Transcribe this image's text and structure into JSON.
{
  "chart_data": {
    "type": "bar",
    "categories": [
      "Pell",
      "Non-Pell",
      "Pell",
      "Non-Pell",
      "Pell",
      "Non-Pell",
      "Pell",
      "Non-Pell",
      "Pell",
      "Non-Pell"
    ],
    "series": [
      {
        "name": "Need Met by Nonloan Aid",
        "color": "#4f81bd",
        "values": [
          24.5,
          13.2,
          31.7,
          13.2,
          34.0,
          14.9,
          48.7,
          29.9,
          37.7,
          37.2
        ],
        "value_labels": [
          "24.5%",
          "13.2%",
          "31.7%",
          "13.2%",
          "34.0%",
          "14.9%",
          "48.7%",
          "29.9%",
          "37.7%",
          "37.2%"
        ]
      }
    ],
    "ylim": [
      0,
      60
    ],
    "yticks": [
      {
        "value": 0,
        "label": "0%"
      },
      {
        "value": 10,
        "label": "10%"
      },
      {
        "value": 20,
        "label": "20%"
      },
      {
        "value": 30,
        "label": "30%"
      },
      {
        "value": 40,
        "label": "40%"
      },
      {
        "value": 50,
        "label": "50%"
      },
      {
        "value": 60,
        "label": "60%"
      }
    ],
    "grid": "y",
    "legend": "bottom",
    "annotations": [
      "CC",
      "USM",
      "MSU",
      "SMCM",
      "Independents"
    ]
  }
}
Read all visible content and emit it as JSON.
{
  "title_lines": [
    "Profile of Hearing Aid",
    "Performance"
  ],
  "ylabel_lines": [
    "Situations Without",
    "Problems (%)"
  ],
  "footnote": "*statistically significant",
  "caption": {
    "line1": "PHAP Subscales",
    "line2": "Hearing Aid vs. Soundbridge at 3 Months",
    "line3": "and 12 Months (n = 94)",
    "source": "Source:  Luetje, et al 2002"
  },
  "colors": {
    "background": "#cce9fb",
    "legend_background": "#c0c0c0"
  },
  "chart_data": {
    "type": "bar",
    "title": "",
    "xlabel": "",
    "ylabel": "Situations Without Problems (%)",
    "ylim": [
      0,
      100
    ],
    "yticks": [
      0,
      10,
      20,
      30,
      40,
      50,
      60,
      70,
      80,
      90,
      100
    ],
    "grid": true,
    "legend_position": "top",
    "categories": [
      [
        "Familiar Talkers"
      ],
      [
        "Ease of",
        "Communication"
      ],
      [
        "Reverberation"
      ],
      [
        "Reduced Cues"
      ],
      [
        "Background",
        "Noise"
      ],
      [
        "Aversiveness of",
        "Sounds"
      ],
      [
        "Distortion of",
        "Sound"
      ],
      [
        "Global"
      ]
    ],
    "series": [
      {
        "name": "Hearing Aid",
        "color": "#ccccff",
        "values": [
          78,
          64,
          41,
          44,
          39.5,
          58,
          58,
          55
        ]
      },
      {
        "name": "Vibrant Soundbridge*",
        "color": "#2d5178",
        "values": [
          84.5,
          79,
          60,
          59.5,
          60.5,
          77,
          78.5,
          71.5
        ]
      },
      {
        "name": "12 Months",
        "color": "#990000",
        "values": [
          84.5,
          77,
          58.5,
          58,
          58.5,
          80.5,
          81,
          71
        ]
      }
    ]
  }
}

——

Your task is to retype all the records above with nothing left out.

[Result]
Transcribe this image's text and structure into JSON.
{
  "chart_data": {
    "type": "bar",
    "categories": [
      "Pell",
      "Non-Pell",
      "Pell",
      "Non-Pell",
      "Pell",
      "Non-Pell",
      "Pell",
      "Non-Pell",
      "Pell",
      "Non-Pell"
    ],
    "series": [
      {
        "name": "Need Met by Nonloan Aid",
        "color": "#4f81bd",
        "values": [
          24.5,
          13.2,
          31.7,
          13.2,
          34.0,
          14.9,
          48.7,
          29.9,
          37.7,
          37.2
        ],
        "value_labels": [
          "24.5%",
          "13.2%",
          "31.7%",
          "13.2%",
          "34.0%",
          "14.9%",
          "48.7%",
          "29.9%",
          "37.7%",
          "37.2%"
        ]
      }
    ],
    "ylim": [
      0,
      60
    ],
    "yticks": [
      {
        "value": 0,
        "label": "0%"
      },
      {
        "value": 10,
        "label": "10%"
      },
      {
        "value": 20,
        "label": "20%"
      },
      {
        "value": 30,
        "label": "30%"
      },
      {
        "value": 40,
        "label": "40%"
      },
      {
        "value": 50,
        "label": "50%"
      },
      {
        "value": 60,
        "label": "60%"
      }
    ],
    "grid": "y",
    "legend": "bottom",
    "annotations": [
      "CC",
      "USM",
      "MSU",
      "SMCM",
      "Independents"
    ]
  }
}
Read all visible content and emit it as JSON.
{
  "title_lines": [
    "Profile of Hearing Aid",
    "Performance"
  ],
  "ylabel_lines": [
    "Situations Without",
    "Problems (%)"
  ],
  "footnote": "*statistically significant",
  "caption": {
    "line1": "PHAP Subscales",
    "line2": "Hearing Aid vs. Soundbridge at 3 Months",
    "line3": "and 12 Months (n = 94)",
    "source": "Source:  Luetje, et al 2002"
  },
  "colors": {
    "background": "#cce9fb",
    "legend_background": "#c0c0c0"
  },
  "chart_data": {
    "type": "bar",
    "title": "",
    "xlabel": "",
    "ylabel": "Situations Without Problems (%)",
    "ylim": [
      0,
      100
    ],
    "yticks": [
      0,
      10,
      20,
      30,
      40,
      50,
      60,
      70,
      80,
      90,
      100
    ],
    "grid": true,
    "legend_position": "top",
    "categories": [
      [
        "Familiar Talkers"
      ],
      [
        "Ease of",
        "Communication"
      ],
      [
        "Reverberation"
      ],
      [
        "Reduced Cues"
      ],
      [
        "Background",
        "Noise"
      ],
      [
        "Aversiveness of",
        "Sounds"
      ],
      [
        "Distortion of",
        "Sound"
      ],
      [
        "Global"
      ]
    ],
    "series": [
      {
        "name": "Hearing Aid",
        "color": "#ccccff",
        "values": [
          78,
          64,
          41,
          44,
          39.5,
          58,
          58,
          55
        ]
      },
      {
        "name": "Vibrant Soundbridge*",
        "color": "#2d5178",
        "values": [
          84.5,
          79,
          60,
          59.5,
          60.5,
          77,
          78.5,
          71.5
        ]
      },
      {
        "name": "12 Months",
        "color": "#990000",
        "values": [
          84.5,
          77,
          58.5,
          58,
          58.5,
          80.5,
          81,
          71
        ]
      }
    ]
  }
}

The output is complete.